(Source data)
^^^^
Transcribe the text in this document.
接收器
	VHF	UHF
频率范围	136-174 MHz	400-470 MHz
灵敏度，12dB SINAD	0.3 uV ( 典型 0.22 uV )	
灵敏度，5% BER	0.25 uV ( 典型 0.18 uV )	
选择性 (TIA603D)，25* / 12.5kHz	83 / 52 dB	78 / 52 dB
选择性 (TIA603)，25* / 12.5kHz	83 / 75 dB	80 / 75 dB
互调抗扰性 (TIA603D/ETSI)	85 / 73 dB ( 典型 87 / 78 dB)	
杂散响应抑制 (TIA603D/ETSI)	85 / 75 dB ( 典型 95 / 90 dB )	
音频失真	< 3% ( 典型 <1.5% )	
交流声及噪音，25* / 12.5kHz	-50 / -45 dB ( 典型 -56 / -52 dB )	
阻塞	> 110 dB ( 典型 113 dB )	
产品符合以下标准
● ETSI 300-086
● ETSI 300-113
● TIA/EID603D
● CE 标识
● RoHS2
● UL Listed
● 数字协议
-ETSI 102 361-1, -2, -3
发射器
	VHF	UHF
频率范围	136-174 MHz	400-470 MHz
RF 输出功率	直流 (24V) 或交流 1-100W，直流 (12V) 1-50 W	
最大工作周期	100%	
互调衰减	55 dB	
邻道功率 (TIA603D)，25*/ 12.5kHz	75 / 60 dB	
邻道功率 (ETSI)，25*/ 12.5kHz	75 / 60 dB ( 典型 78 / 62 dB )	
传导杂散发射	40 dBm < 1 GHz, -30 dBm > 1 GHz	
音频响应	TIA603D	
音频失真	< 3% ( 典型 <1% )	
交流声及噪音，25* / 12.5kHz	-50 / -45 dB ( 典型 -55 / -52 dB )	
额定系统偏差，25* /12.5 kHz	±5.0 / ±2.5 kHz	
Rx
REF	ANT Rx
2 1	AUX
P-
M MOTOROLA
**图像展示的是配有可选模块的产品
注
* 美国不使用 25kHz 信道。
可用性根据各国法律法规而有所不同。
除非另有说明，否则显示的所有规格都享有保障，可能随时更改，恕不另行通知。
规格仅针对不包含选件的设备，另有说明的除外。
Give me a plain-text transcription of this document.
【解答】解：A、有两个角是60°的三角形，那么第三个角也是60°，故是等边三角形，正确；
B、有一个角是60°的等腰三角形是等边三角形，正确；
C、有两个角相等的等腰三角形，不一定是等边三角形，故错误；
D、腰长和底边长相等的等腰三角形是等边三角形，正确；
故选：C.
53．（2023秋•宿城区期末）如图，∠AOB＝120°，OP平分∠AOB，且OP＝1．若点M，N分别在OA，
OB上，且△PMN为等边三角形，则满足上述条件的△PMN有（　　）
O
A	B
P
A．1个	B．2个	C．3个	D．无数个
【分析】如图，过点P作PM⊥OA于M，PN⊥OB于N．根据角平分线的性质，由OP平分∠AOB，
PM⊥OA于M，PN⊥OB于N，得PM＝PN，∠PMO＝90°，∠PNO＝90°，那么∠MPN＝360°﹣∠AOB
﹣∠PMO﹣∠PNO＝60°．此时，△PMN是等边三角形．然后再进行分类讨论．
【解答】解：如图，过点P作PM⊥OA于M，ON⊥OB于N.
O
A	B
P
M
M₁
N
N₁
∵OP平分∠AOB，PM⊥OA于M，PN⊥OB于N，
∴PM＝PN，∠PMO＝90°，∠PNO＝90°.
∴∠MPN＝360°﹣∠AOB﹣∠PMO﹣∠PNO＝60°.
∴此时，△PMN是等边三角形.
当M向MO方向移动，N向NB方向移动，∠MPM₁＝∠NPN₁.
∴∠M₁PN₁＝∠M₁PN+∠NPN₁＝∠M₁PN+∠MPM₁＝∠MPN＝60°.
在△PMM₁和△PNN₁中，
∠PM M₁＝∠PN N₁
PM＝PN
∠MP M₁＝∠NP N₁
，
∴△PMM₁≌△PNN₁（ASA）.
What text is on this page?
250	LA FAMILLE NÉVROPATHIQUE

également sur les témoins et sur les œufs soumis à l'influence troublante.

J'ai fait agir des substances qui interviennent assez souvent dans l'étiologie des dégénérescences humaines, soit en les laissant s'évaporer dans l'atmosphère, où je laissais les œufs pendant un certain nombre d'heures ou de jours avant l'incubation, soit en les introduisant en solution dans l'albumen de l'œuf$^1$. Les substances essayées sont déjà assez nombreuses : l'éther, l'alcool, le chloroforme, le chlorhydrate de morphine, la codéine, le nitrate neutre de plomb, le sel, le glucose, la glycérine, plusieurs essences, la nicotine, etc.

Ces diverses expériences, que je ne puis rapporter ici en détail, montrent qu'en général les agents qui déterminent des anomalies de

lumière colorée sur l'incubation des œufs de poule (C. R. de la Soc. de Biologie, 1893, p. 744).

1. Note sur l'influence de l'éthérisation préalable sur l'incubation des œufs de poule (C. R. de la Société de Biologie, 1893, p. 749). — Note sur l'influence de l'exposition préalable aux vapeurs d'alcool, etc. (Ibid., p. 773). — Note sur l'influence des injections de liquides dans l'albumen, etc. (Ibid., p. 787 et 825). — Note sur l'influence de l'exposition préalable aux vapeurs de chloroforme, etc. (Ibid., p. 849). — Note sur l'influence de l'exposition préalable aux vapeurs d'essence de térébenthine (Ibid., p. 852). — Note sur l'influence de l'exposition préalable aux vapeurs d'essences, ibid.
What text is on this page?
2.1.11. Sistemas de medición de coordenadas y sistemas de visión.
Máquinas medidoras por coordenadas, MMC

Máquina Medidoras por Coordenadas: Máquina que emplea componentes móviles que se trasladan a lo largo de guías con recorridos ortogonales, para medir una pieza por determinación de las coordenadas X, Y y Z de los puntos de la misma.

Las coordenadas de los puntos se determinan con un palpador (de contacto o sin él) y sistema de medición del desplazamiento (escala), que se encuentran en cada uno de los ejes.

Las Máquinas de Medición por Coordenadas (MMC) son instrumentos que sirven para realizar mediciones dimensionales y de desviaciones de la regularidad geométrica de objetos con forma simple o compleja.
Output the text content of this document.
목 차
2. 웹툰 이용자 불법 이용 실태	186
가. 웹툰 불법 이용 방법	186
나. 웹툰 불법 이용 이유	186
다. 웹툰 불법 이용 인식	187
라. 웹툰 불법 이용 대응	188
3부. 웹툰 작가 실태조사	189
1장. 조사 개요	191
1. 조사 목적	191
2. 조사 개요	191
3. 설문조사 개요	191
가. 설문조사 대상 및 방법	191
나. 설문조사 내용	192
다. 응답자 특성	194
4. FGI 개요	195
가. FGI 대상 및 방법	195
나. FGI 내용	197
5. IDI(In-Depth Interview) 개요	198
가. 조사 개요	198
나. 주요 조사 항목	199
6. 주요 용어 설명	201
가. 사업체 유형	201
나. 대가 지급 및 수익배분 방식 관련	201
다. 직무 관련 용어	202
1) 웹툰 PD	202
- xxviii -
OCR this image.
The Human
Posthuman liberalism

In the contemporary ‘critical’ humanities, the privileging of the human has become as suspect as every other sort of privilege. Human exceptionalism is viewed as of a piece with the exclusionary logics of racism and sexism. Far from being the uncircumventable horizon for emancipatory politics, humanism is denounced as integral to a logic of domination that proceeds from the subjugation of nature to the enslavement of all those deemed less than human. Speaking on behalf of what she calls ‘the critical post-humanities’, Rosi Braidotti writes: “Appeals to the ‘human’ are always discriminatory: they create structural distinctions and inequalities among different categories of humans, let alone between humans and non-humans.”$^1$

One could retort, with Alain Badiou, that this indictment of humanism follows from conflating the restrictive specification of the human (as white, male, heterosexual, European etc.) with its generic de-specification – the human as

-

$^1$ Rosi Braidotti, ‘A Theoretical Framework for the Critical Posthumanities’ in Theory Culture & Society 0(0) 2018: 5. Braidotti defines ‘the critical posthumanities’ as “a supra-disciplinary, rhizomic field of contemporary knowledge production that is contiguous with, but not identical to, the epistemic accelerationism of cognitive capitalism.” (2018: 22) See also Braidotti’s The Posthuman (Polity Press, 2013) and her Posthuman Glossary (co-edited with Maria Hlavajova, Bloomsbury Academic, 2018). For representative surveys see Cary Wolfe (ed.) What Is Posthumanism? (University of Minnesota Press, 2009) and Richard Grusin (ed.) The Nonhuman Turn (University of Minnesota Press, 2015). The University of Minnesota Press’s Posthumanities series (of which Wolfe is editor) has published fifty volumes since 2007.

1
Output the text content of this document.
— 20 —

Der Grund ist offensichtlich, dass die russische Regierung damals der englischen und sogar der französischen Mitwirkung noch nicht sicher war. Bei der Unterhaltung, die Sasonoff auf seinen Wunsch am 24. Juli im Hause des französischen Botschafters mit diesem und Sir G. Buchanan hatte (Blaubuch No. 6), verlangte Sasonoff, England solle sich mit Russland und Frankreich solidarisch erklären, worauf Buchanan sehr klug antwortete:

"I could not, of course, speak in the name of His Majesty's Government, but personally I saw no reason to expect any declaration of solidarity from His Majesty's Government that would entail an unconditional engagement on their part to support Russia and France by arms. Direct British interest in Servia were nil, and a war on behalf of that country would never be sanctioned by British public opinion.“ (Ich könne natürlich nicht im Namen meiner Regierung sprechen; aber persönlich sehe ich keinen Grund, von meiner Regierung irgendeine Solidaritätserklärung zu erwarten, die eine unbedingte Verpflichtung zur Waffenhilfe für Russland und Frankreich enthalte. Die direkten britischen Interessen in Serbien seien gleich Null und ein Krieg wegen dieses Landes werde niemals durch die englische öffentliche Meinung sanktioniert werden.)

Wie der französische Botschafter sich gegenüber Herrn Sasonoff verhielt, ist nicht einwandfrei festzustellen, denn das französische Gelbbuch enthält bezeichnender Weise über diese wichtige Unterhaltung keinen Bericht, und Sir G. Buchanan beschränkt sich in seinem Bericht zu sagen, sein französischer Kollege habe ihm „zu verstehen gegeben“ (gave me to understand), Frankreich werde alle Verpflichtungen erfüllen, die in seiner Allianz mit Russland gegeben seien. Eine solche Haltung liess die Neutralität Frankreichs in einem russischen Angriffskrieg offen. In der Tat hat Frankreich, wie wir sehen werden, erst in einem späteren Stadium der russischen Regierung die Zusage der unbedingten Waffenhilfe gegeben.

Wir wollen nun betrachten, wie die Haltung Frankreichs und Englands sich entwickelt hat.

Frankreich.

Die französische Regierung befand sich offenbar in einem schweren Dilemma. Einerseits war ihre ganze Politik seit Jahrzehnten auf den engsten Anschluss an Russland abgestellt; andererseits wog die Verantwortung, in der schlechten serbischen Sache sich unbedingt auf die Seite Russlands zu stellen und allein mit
^^^^
Report how many lines above hold the string "puntos", giving nothing but the number.

Right answer — 2